# Brief
Repeat the listing in full, exactly as it stands.
::: Extracted material
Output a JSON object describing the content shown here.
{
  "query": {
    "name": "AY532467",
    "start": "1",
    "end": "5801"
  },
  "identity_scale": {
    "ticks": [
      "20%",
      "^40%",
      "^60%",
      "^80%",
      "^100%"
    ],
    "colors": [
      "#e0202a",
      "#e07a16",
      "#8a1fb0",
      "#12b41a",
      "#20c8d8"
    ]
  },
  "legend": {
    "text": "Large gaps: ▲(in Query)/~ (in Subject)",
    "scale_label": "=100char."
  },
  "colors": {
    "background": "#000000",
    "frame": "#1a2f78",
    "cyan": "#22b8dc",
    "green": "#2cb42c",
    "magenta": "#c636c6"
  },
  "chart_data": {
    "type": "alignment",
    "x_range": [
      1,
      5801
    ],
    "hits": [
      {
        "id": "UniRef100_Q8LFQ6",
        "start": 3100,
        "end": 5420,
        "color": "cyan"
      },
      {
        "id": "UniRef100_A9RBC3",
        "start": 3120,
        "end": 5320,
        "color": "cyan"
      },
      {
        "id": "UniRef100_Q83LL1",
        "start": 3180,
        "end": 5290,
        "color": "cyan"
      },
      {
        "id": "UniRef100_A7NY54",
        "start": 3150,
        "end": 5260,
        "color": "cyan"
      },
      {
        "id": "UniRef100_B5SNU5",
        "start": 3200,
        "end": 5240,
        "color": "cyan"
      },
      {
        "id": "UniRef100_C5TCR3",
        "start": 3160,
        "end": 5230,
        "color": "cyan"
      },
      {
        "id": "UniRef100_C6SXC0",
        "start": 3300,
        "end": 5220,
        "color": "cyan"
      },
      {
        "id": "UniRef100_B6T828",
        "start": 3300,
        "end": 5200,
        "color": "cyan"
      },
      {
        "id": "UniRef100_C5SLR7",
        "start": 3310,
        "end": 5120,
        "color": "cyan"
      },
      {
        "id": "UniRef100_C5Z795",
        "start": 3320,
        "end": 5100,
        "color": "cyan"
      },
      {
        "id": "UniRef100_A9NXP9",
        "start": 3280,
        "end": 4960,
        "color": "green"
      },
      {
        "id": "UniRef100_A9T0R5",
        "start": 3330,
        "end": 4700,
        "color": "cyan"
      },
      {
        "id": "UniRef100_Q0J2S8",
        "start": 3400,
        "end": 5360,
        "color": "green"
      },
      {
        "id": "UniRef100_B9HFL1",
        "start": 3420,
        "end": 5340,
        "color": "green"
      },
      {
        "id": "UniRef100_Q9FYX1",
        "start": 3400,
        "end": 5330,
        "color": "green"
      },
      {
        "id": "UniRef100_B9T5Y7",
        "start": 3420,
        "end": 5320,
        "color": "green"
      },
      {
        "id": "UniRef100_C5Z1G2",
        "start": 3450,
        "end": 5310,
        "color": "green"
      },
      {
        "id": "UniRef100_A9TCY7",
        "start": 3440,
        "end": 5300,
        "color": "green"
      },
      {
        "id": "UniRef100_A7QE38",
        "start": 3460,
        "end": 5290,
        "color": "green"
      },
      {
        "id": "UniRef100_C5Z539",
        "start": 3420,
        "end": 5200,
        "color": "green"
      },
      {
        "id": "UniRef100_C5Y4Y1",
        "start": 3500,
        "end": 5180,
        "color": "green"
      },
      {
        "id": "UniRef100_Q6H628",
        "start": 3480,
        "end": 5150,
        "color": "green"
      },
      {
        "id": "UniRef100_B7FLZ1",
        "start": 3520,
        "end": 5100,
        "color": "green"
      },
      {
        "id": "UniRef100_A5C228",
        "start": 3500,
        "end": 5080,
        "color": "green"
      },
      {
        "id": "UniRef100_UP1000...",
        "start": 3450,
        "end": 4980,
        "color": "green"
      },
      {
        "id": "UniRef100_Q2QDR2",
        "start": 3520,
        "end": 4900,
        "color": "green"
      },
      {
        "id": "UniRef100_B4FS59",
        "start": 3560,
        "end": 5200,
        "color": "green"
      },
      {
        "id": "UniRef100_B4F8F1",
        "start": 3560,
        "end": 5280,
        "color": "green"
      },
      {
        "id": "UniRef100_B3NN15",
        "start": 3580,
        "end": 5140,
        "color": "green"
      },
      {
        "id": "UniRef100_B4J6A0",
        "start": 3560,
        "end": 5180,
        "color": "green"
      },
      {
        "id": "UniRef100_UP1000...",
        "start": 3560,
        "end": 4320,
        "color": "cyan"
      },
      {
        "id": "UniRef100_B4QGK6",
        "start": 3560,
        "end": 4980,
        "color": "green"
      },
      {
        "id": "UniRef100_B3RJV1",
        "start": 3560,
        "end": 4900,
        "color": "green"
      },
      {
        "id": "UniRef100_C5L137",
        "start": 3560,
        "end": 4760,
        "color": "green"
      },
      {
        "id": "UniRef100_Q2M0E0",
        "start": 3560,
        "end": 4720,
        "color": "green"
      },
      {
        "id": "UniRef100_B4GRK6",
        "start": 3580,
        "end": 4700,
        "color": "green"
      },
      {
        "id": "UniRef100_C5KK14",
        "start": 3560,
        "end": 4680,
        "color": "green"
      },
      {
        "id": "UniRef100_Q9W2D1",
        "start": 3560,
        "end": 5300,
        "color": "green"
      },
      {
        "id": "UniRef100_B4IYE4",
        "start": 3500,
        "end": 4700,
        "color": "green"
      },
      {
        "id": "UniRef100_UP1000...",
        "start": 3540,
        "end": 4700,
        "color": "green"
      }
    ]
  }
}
::::::
# Reply to the exercise
Output a JSON object describing the content shown here.
{
  "query": {
    "name": "AY532467",
    "start": "1",
    "end": "5801"
  },
  "identity_scale": {
    "ticks": [
      "20%",
      "^40%",
      "^60%",
      "^80%",
      "^100%"
    ],
    "colors": [
      "#e0202a",
      "#e07a16",
      "#8a1fb0",
      "#12b41a",
      "#20c8d8"
    ]
  },
  "legend": {
    "text": "Large gaps: ▲(in Query)/~ (in Subject)",
    "scale_label": "=100char."
  },
  "colors": {
    "background": "#000000",
    "frame": "#1a2f78",
    "cyan": "#22b8dc",
    "green": "#2cb42c",
    "magenta": "#c636c6"
  },
  "chart_data": {
    "type": "alignment",
    "x_range": [
      1,
      5801
    ],
    "hits": [
      {
        "id": "UniRef100_Q8LFQ6",
        "start": 3100,
        "end": 5420,
        "color": "cyan"
      },
      {
        "id": "UniRef100_A9RBC3",
        "start": 3120,
        "end": 5320,
        "color": "cyan"
      },
      {
        "id": "UniRef100_Q83LL1",
        "start": 3180,
        "end": 5290,
        "color": "cyan"
      },
      {
        "id": "UniRef100_A7NY54",
        "start": 3150,
        "end": 5260,
        "color": "cyan"
      },
      {
        "id": "UniRef100_B5SNU5",
        "start": 3200,
        "end": 5240,
        "color": "cyan"
      },
      {
        "id": "UniRef100_C5TCR3",
        "start": 3160,
        "end": 5230,
        "color": "cyan"
      },
      {
        "id": "UniRef100_C6SXC0",
        "start": 3300,
        "end": 5220,
        "color": "cyan"
      },
      {
        "id": "UniRef100_B6T828",
        "start": 3300,
        "end": 5200,
        "color": "cyan"
      },
      {
        "id": "UniRef100_C5SLR7",
        "start": 3310,
        "end": 5120,
        "color": "cyan"
      },
      {
        "id": "UniRef100_C5Z795",
        "start": 3320,
        "end": 5100,
        "color": "cyan"
      },
      {
        "id": "UniRef100_A9NXP9",
        "start": 3280,
        "end": 4960,
        "color": "green"
      },
      {
        "id": "UniRef100_A9T0R5",
        "start": 3330,
        "end": 4700,
        "color": "cyan"
      },
      {
        "id": "UniRef100_Q0J2S8",
        "start": 3400,
        "end": 5360,
        "color": "green"
      },
      {
        "id": "UniRef100_B9HFL1",
        "start": 3420,
        "end": 5340,
        "color": "green"
      },
      {
        "id": "UniRef100_Q9FYX1",
        "start": 3400,
        "end": 5330,
        "color": "green"
      },
      {
        "id": "UniRef100_B9T5Y7",
        "start": 3420,
        "end": 5320,
        "color": "green"
      },
      {
        "id": "UniRef100_C5Z1G2",
        "start": 3450,
        "end": 5310,
        "color": "green"
      },
      {
        "id": "UniRef100_A9TCY7",
        "start": 3440,
        "end": 5300,
        "color": "green"
      },
      {
        "id": "UniRef100_A7QE38",
        "start": 3460,
        "end": 5290,
        "color": "green"
      },
      {
        "id": "UniRef100_C5Z539",
        "start": 3420,
        "end": 5200,
        "color": "green"
      },
      {
        "id": "UniRef100_C5Y4Y1",
        "start": 3500,
        "end": 5180,
        "color": "green"
      },
      {
        "id": "UniRef100_Q6H628",
        "start": 3480,
        "end": 5150,
        "color": "green"
      },
      {
        "id": "UniRef100_B7FLZ1",
        "start": 3520,
        "end": 5100,
        "color": "green"
      },
      {
        "id": "UniRef100_A5C228",
        "start": 3500,
        "end": 5080,
        "color": "green"
      },
      {
        "id": "UniRef100_UP1000...",
        "start": 3450,
        "end": 4980,
        "color": "green"
      },
      {
        "id": "UniRef100_Q2QDR2",
        "start": 3520,
        "end": 4900,
        "color": "green"
      },
      {
        "id": "UniRef100_B4FS59",
        "start": 3560,
        "end": 5200,
        "color": "green"
      },
      {
        "id": "UniRef100_B4F8F1",
        "start": 3560,
        "end": 5280,
        "color": "green"
      },
      {
        "id": "UniRef100_B3NN15",
        "start": 3580,
        "end": 5140,
        "color": "green"
      },
      {
        "id": "UniRef100_B4J6A0",
        "start": 3560,
        "end": 5180,
        "color": "green"
      },
      {
        "id": "UniRef100_UP1000...",
        "start": 3560,
        "end": 4320,
        "color": "cyan"
      },
      {
        "id": "UniRef100_B4QGK6",
        "start": 3560,
        "end": 4980,
        "color": "green"
      },
      {
        "id": "UniRef100_B3RJV1",
        "start": 3560,
        "end": 4900,
        "color": "green"
      },
      {
        "id": "UniRef100_C5L137",
        "start": 3560,
        "end": 4760,
        "color": "green"
      },
      {
        "id": "UniRef100_Q2M0E0",
        "start": 3560,
        "end": 4720,
        "color": "green"
      },
      {
        "id": "UniRef100_B4GRK6",
        "start": 3580,
        "end": 4700,
        "color": "green"
      },
      {
        "id": "UniRef100_C5KK14",
        "start": 3560,
        "end": 4680,
        "color": "green"
      },
      {
        "id": "UniRef100_Q9W2D1",
        "start": 3560,
        "end": 5300,
        "color": "green"
      },
      {
        "id": "UniRef100_B4IYE4",
        "start": 3500,
        "end": 4700,
        "color": "green"
      },
      {
        "id": "UniRef100_UP1000...",
        "start": 3540,
        "end": 4700,
        "color": "green"
      }
    ]
  }
}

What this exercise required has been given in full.